:: Task description ::
State the number of lines where "JSON" appears. Add nothing else.

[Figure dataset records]
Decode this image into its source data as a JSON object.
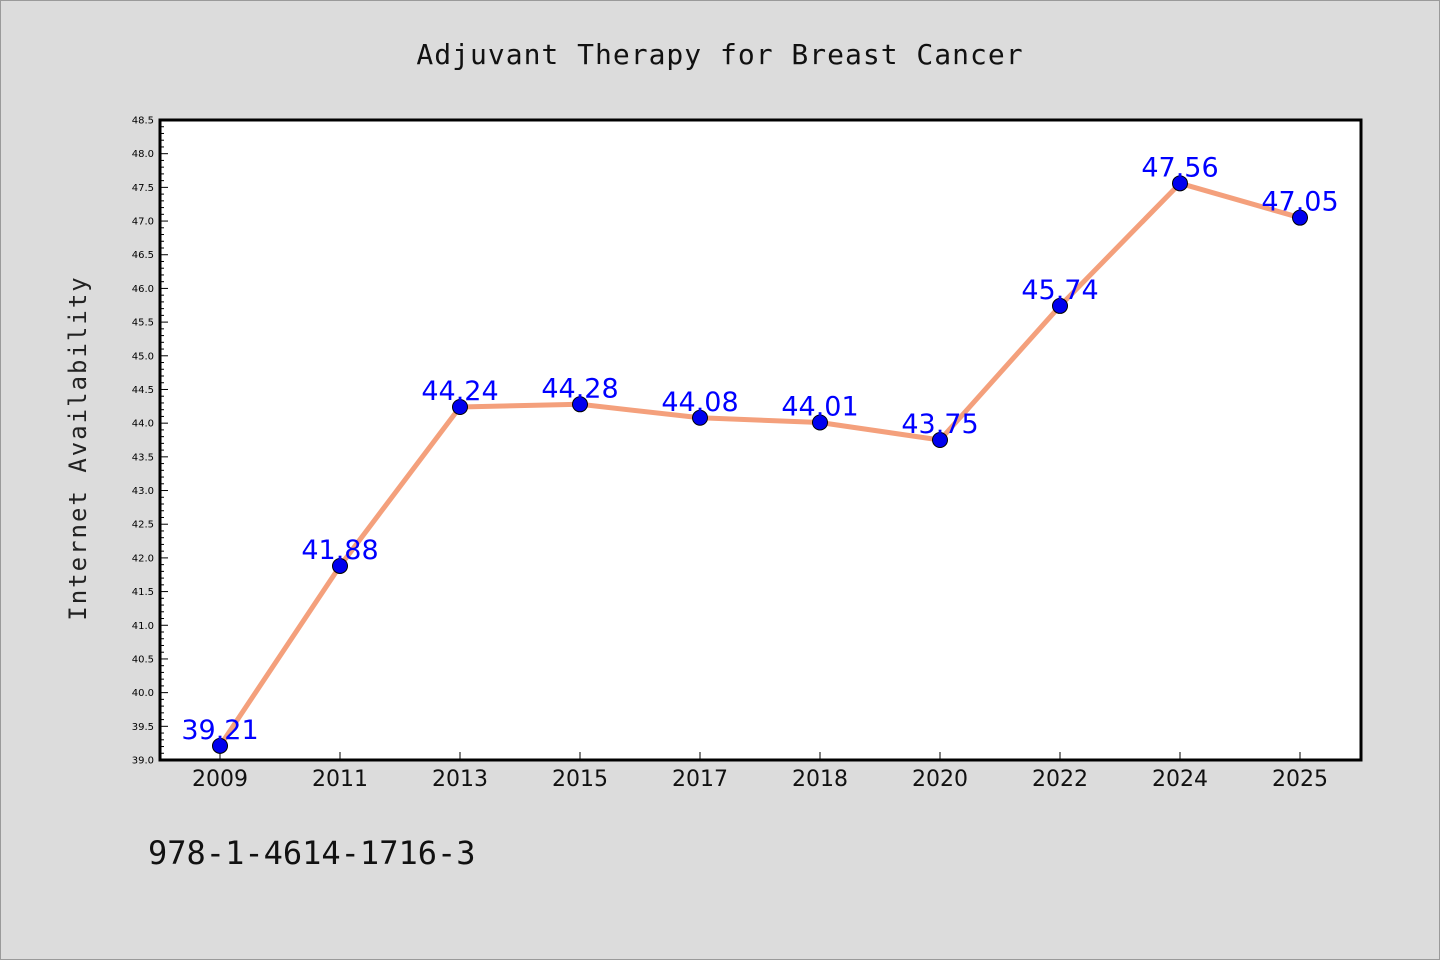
{
  "chart_data": {
    "type": "line",
    "title": "Adjuvant Therapy for Breast Cancer",
    "xlabel": "",
    "ylabel": "Internet Availability",
    "categories": [
      "2009",
      "2011",
      "2013",
      "2015",
      "2017",
      "2018",
      "2020",
      "2022",
      "2024",
      "2025"
    ],
    "series": [
      {
        "values": [
          39.21,
          41.88,
          44.24,
          44.28,
          44.08,
          44.01,
          43.75,
          45.74,
          47.56,
          47.05
        ]
      }
    ],
    "ylim": [
      39.0,
      48.5
    ],
    "ytick_step": 0.5,
    "data_labels": [
      "39.21",
      "41.88",
      "44.24",
      "44.28",
      "44.08",
      "44.01",
      "43.75",
      "45.74",
      "47.56",
      "47.05"
    ],
    "grid": false,
    "line_color": "#f4a07c",
    "marker_color": "#0000ee",
    "label_color": "#0000ff"
  },
  "footer_text": "978-1-4614-1716-3"
}
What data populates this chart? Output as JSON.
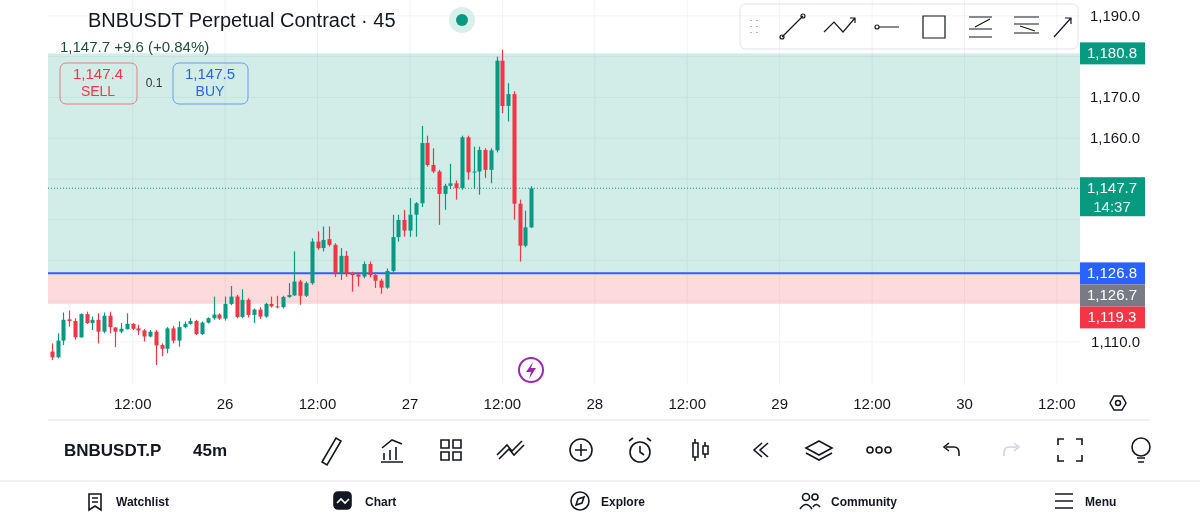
{
  "chart_data": {
    "type": "candlestick",
    "title": "BNBUSDT Perpetual Contract · 45",
    "subtitle": "1,147.7  +9.6 (+0.84%)",
    "x": [
      "--10-25T01:30",
      "--10-25T02:15",
      "--10-25T03:00",
      "--10-25T03:45",
      "--10-25T04:30",
      "--10-25T05:15",
      "--10-25T06:00",
      "--10-25T06:45",
      "--10-25T07:30",
      "--10-25T08:15",
      "--10-25T09:00",
      "--10-25T09:45",
      "--10-25T10:30",
      "--10-25T11:15",
      "--10-25T12:00",
      "--10-25T12:45",
      "--10-25T13:30",
      "--10-25T14:15",
      "--10-25T15:00",
      "--10-25T15:45",
      "--10-25T16:30",
      "--10-25T17:15",
      "--10-25T18:00",
      "--10-25T18:45",
      "--10-25T19:30",
      "--10-25T20:15",
      "--10-25T21:00",
      "--10-25T21:45",
      "--10-25T22:30",
      "--10-25T23:15",
      "--10-26T00:00",
      "--10-26T00:45",
      "--10-26T01:30",
      "--10-26T02:15",
      "--10-26T03:00",
      "--10-26T03:45",
      "--10-26T04:30",
      "--10-26T05:15",
      "--10-26T06:00",
      "--10-26T06:45",
      "--10-26T07:30",
      "--10-26T08:15",
      "--10-26T09:00",
      "--10-26T09:45",
      "--10-26T10:30",
      "--10-26T11:15",
      "--10-26T12:00",
      "--10-26T12:45",
      "--10-26T13:30",
      "--10-26T14:15",
      "--10-26T15:00",
      "--10-26T15:45",
      "--10-26T16:30",
      "--10-26T17:15",
      "--10-26T18:00",
      "--10-26T18:45",
      "--10-26T19:30",
      "--10-26T20:15",
      "--10-26T21:00",
      "--10-26T21:45",
      "--10-26T22:30",
      "--10-26T23:15",
      "--10-27T00:00",
      "--10-27T00:45",
      "--10-27T01:30",
      "--10-27T02:15",
      "--10-27T03:00",
      "--10-27T03:45",
      "--10-27T04:30",
      "--10-27T05:15",
      "--10-27T06:00",
      "--10-27T06:45",
      "--10-27T07:30",
      "--10-27T08:15",
      "--10-27T09:00",
      "--10-27T09:45",
      "--10-27T10:30",
      "--10-27T11:15",
      "--10-27T12:00",
      "--10-27T12:45",
      "--10-27T13:30",
      "--10-27T14:15",
      "--10-27T15:00",
      "--10-27T15:45"
    ],
    "ohlc": [
      [
        1107.6,
        1109.6,
        1105.5,
        1106.2
      ],
      [
        1106.2,
        1112.1,
        1106.0,
        1110.3
      ],
      [
        1110.3,
        1117.2,
        1109.2,
        1115.4
      ],
      [
        1115.5,
        1117.7,
        1113.7,
        1115.1
      ],
      [
        1115.1,
        1115.8,
        1110.5,
        1111.1
      ],
      [
        1111.1,
        1117.0,
        1111.0,
        1116.8
      ],
      [
        1116.8,
        1117.4,
        1114.4,
        1114.6
      ],
      [
        1114.6,
        1116.2,
        1112.9,
        1115.4
      ],
      [
        1115.4,
        1117.0,
        1109.6,
        1112.5
      ],
      [
        1112.5,
        1117.2,
        1112.1,
        1116.4
      ],
      [
        1116.4,
        1117.4,
        1112.1,
        1113.6
      ],
      [
        1113.5,
        1113.6,
        1108.7,
        1112.5
      ],
      [
        1112.5,
        1114.6,
        1112.1,
        1113.2
      ],
      [
        1113.1,
        1117.0,
        1113.0,
        1114.4
      ],
      [
        1114.4,
        1114.6,
        1112.9,
        1113.2
      ],
      [
        1113.3,
        1114.2,
        1111.7,
        1112.8
      ],
      [
        1112.8,
        1113.1,
        1110.1,
        1111.3
      ],
      [
        1111.3,
        1112.9,
        1111.1,
        1112.5
      ],
      [
        1112.5,
        1112.9,
        1104.3,
        1109.1
      ],
      [
        1109.2,
        1109.6,
        1106.5,
        1108.3
      ],
      [
        1108.3,
        1113.6,
        1107.2,
        1113.3
      ],
      [
        1113.3,
        1113.9,
        1109.6,
        1110.3
      ],
      [
        1110.3,
        1115.0,
        1108.8,
        1113.6
      ],
      [
        1113.6,
        1115.0,
        1113.3,
        1114.4
      ],
      [
        1114.4,
        1115.8,
        1114.2,
        1115.1
      ],
      [
        1115.1,
        1115.4,
        1111.7,
        1111.9
      ],
      [
        1111.9,
        1115.0,
        1111.7,
        1114.7
      ],
      [
        1114.7,
        1116.0,
        1114.5,
        1115.8
      ],
      [
        1115.8,
        1121.1,
        1115.4,
        1116.7
      ],
      [
        1116.7,
        1117.0,
        1115.4,
        1115.7
      ],
      [
        1115.7,
        1121.1,
        1115.2,
        1119.3
      ],
      [
        1119.3,
        1123.7,
        1119.0,
        1121.1
      ],
      [
        1121.1,
        1121.5,
        1115.8,
        1116.1
      ],
      [
        1116.1,
        1122.9,
        1115.8,
        1120.3
      ],
      [
        1120.3,
        1120.7,
        1116.0,
        1116.6
      ],
      [
        1116.6,
        1118.2,
        1114.6,
        1117.9
      ],
      [
        1117.9,
        1118.5,
        1115.6,
        1116.2
      ],
      [
        1116.2,
        1119.6,
        1115.9,
        1119.3
      ],
      [
        1119.3,
        1121.1,
        1118.4,
        1118.7
      ],
      [
        1118.7,
        1121.3,
        1118.2,
        1118.5
      ],
      [
        1118.5,
        1121.3,
        1118.2,
        1121.0
      ],
      [
        1121.0,
        1124.4,
        1120.8,
        1121.5
      ],
      [
        1121.4,
        1132.2,
        1121.3,
        1124.8
      ],
      [
        1124.8,
        1125.2,
        1119.1,
        1121.3
      ],
      [
        1121.3,
        1124.8,
        1121.0,
        1124.4
      ],
      [
        1124.4,
        1135.4,
        1124.0,
        1134.6
      ],
      [
        1134.6,
        1137.1,
        1132.6,
        1133.0
      ],
      [
        1133.0,
        1138.3,
        1132.2,
        1135.0
      ],
      [
        1135.2,
        1138.3,
        1133.4,
        1133.8
      ],
      [
        1133.8,
        1134.2,
        1125.9,
        1126.9
      ],
      [
        1126.9,
        1133.0,
        1125.2,
        1131.1
      ],
      [
        1131.1,
        1132.3,
        1126.0,
        1126.9
      ],
      [
        1126.9,
        1127.2,
        1122.3,
        1126.4
      ],
      [
        1126.5,
        1127.0,
        1123.6,
        1126.0
      ],
      [
        1126.0,
        1129.7,
        1125.6,
        1129.1
      ],
      [
        1129.1,
        1129.7,
        1125.8,
        1126.4
      ],
      [
        1126.4,
        1127.0,
        1123.2,
        1125.0
      ],
      [
        1125.0,
        1125.4,
        1121.8,
        1123.3
      ],
      [
        1123.3,
        1128.0,
        1123.0,
        1127.4
      ],
      [
        1127.4,
        1141.2,
        1127.0,
        1135.7
      ],
      [
        1135.7,
        1141.2,
        1134.6,
        1139.9
      ],
      [
        1139.9,
        1142.4,
        1135.8,
        1137.3
      ],
      [
        1137.3,
        1145.3,
        1135.8,
        1141.2
      ],
      [
        1141.2,
        1144.3,
        1135.8,
        1144.0
      ],
      [
        1144.0,
        1163.0,
        1143.1,
        1158.8
      ],
      [
        1158.8,
        1160.6,
        1153.0,
        1153.4
      ],
      [
        1153.4,
        1157.5,
        1151.4,
        1151.8
      ],
      [
        1151.8,
        1152.2,
        1138.7,
        1146.3
      ],
      [
        1146.3,
        1148.8,
        1142.4,
        1148.3
      ],
      [
        1148.3,
        1153.7,
        1147.5,
        1148.9
      ],
      [
        1148.9,
        1149.6,
        1144.9,
        1147.7
      ],
      [
        1147.7,
        1160.6,
        1147.3,
        1160.2
      ],
      [
        1160.2,
        1160.6,
        1149.8,
        1151.6
      ],
      [
        1151.6,
        1157.9,
        1147.5,
        1151.8
      ],
      [
        1151.8,
        1157.9,
        1146.1,
        1157.1
      ],
      [
        1157.1,
        1157.5,
        1150.2,
        1152.2
      ],
      [
        1152.2,
        1157.5,
        1148.9,
        1157.0
      ],
      [
        1157.0,
        1180.0,
        1156.5,
        1179.0
      ],
      [
        1179.0,
        1181.7,
        1166.1,
        1167.9
      ],
      [
        1167.9,
        1173.5,
        1164.1,
        1170.8
      ],
      [
        1170.8,
        1171.5,
        1140.0,
        1143.9
      ],
      [
        1143.9,
        1144.9,
        1129.7,
        1133.6
      ],
      [
        1133.6,
        1142.2,
        1133.2,
        1138.1
      ],
      [
        1138.1,
        1148.2,
        1137.9,
        1147.7
      ]
    ],
    "xlim": [
      "--10-25T01:00",
      "--10-30T15:00"
    ],
    "xticks": [
      {
        "value": "--10-25T12:00",
        "label": "12:00"
      },
      {
        "value": "--10-26",
        "label": "26"
      },
      {
        "value": "--10-26T12:00",
        "label": "12:00"
      },
      {
        "value": "--10-27",
        "label": "27"
      },
      {
        "value": "--10-27T12:00",
        "label": "12:00"
      },
      {
        "value": "--10-28",
        "label": "28"
      },
      {
        "value": "--10-28T12:00",
        "label": "12:00"
      },
      {
        "value": "--10-29",
        "label": "29"
      },
      {
        "value": "--10-29T12:00",
        "label": "12:00"
      },
      {
        "value": "--10-30",
        "label": "30"
      },
      {
        "value": "--10-30T12:00",
        "label": "12:00"
      }
    ],
    "ylim": [
      1099.4,
      1193.9
    ],
    "yticks": [
      {
        "value": 1110,
        "label": "1,110.0"
      },
      {
        "value": 1120,
        "label": null
      },
      {
        "value": 1130,
        "label": null
      },
      {
        "value": 1140,
        "label": null
      },
      {
        "value": 1150,
        "label": null
      },
      {
        "value": 1160,
        "label": "1,160.0"
      },
      {
        "value": 1170,
        "label": "1,170.0"
      },
      {
        "value": 1180,
        "label": null
      },
      {
        "value": 1190,
        "label": "1,190.0"
      }
    ],
    "grid": true,
    "ref_lines": [
      {
        "axis": "y",
        "value": 1147.7,
        "label": "1,147.7",
        "color": "#089981",
        "line_style": "dotted"
      },
      {
        "axis": "y",
        "value": 1126.8,
        "label": "1,126.8",
        "color": "#2962ff",
        "line_style": "solid"
      }
    ],
    "bands": [
      {
        "axis": "y",
        "from": 1126.8,
        "to": 1180.8,
        "label": "1,180.8",
        "color": "#089981"
      },
      {
        "axis": "y",
        "from": 1119.3,
        "to": 1126.8,
        "label": "1,119.3",
        "color": "#f23645"
      }
    ],
    "annotations": [
      "1,147.4",
      "SELL",
      "0.1",
      "1,147.5",
      "BUY",
      "14:37",
      "BNBUSDT.P",
      "45m",
      "Watchlist",
      "Chart",
      "Explore",
      "Community",
      "Menu",
      "1,126.7"
    ]
  }
}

:: Answer to the task ::
2